— BEGIN Exercise input —

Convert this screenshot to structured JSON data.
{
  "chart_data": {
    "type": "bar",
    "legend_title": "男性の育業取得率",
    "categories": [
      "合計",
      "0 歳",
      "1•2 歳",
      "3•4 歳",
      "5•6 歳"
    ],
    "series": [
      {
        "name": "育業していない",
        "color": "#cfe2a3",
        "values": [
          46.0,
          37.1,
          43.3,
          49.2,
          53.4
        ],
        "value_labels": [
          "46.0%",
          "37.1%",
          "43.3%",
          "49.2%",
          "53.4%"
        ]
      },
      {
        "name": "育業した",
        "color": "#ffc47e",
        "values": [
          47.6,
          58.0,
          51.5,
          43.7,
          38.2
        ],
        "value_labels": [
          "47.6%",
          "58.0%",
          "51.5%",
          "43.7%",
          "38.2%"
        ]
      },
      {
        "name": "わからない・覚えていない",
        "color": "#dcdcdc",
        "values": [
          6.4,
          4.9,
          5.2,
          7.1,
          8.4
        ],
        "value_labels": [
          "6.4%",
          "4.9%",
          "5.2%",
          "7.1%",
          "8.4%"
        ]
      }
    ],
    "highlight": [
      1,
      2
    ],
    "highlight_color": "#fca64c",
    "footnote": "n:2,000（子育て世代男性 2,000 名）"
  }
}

— END Exercise input —

*Your objective*:
Repeat all the entries word for word.

*Written answer*:
Convert this screenshot to structured JSON data.
{
  "chart_data": {
    "type": "bar",
    "legend_title": "男性の育業取得率",
    "categories": [
      "合計",
      "0 歳",
      "1•2 歳",
      "3•4 歳",
      "5•6 歳"
    ],
    "series": [
      {
        "name": "育業していない",
        "color": "#cfe2a3",
        "values": [
          46.0,
          37.1,
          43.3,
          49.2,
          53.4
        ],
        "value_labels": [
          "46.0%",
          "37.1%",
          "43.3%",
          "49.2%",
          "53.4%"
        ]
      },
      {
        "name": "育業した",
        "color": "#ffc47e",
        "values": [
          47.6,
          58.0,
          51.5,
          43.7,
          38.2
        ],
        "value_labels": [
          "47.6%",
          "58.0%",
          "51.5%",
          "43.7%",
          "38.2%"
        ]
      },
      {
        "name": "わからない・覚えていない",
        "color": "#dcdcdc",
        "values": [
          6.4,
          4.9,
          5.2,
          7.1,
          8.4
        ],
        "value_labels": [
          "6.4%",
          "4.9%",
          "5.2%",
          "7.1%",
          "8.4%"
        ]
      }
    ],
    "highlight": [
      1,
      2
    ],
    "highlight_color": "#fca64c",
    "footnote": "n:2,000（子育て世代男性 2,000 名）"
  }
}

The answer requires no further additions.